Stored records
━━━
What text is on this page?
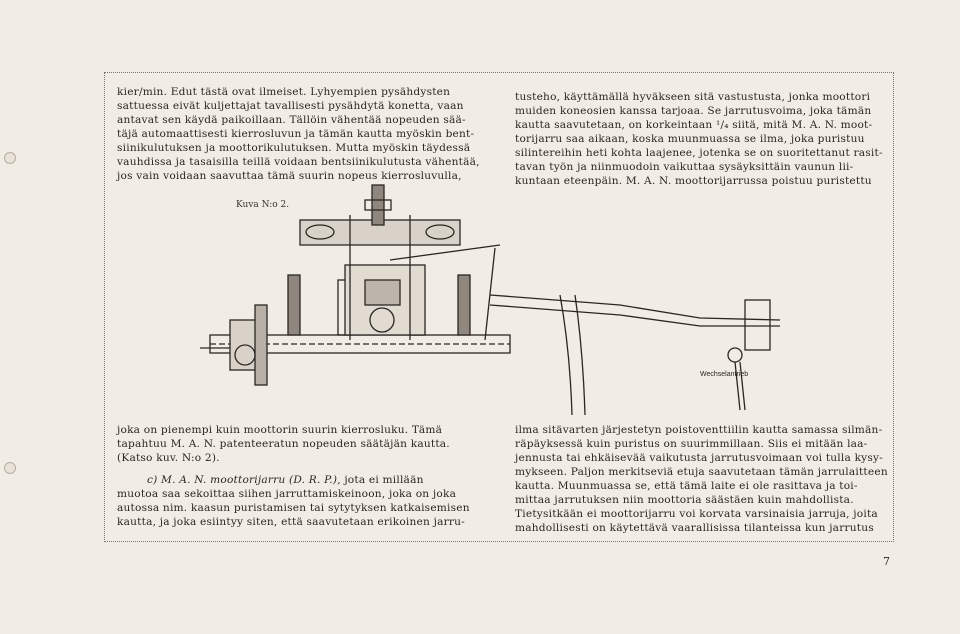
kier/min. Edut tästä ovat ilmeiset. Lyhyempien pysähdysten

sattuessa eivät kuljettajat tavallisesti pysähdytä konetta, vaan

antavat sen käydä paikoillaan. Tällöin vähentää nopeuden sää-

täjä automaattisesti kierrosluvun ja tämän kautta myöskin bent-

siinikulutuksen ja moottorikulutuksen. Mutta myöskin täydessä

vauhdissa ja tasaisilla teillä voidaan bentsiinikulutusta vähentää,

jos vain voidaan saavuttaa tämä suurin nopeus kierrosluvulla,

tusteho, käyttämällä hyväkseen sitä vastustusta, jonka moottori

muiden koneosien kanssa tarjoaa. Se jarrutusvoima, joka tämän

kautta saavutetaan, on korkeintaan ¹/₄ siitä, mitä M. A. N. moot-

torijarru saa aikaan, koska muunmuassa se ilma, joka puristuu

silintereihin heti kohta laajenee, jotenka se on suoritettanut rasit-

tavan työn ja niinmuodoin vaikuttaa sysäyksittäin vaunun lii-

kuntaan eteenpäin. M. A. N. moottorijarrussa poistuu puristettu

Kuva N:o 2.
Wechselantrieb

joka on pienempi kuin moottorin suurin kierrosluku. Tämä

tapahtuu M. A. N. patenteeratun nopeuden säätäjän kautta.

(Katso kuv. N:o 2).

c) M. A. N. moottorijarru (D. R. P.), jota ei millään

muotoa saa sekoittaa siihen jarruttamiskeinoon, joka on joka

autossa nim. kaasun puristamisen tai sytytyksen katkaisemisen

kautta, ja joka esiintyy siten, että saavutetaan erikoinen jarru-

ilma sitävarten järjestetyn poistoventtiilin kautta samassa silmän-

räpäyksessä kuin puristus on suurimmillaan. Siis ei mitään laa-

jennusta tai ehkäisevää vaikutusta jarrutusvoimaan voi tulla kysy-

mykseen. Paljon merkitseviä etuja saavutetaan tämän jarrulaitteen

kautta. Muunmuassa se, että tämä laite ei ole rasittava ja toi-

mittaa jarrutuksen niin moottoria säästäen kuin mahdollista.

Tietysitkään ei moottorijarru voi korvata varsinaisia jarruja, joita

mahdollisesti on käytettävä vaarallisissa tilanteissa kun jarrutus

7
━━━
All lines above with "kautta" in them should be returned.

täjä automaattisesti kierrosluvun ja tämän kautta myöskin bent-
kautta saavutetaan, on korkeintaan ¹/₄ siitä, mitä M. A. N. moot-
tapahtuu M. A. N. patenteeratun nopeuden säätäjän kautta.
kautta, ja joka esiintyy siten, että saavutetaan erikoinen jarru-
ilma sitävarten järjestetyn poistoventtiilin kautta samassa silmän-
kautta. Muunmuassa se, että tämä laite ei ole rasittava ja toi-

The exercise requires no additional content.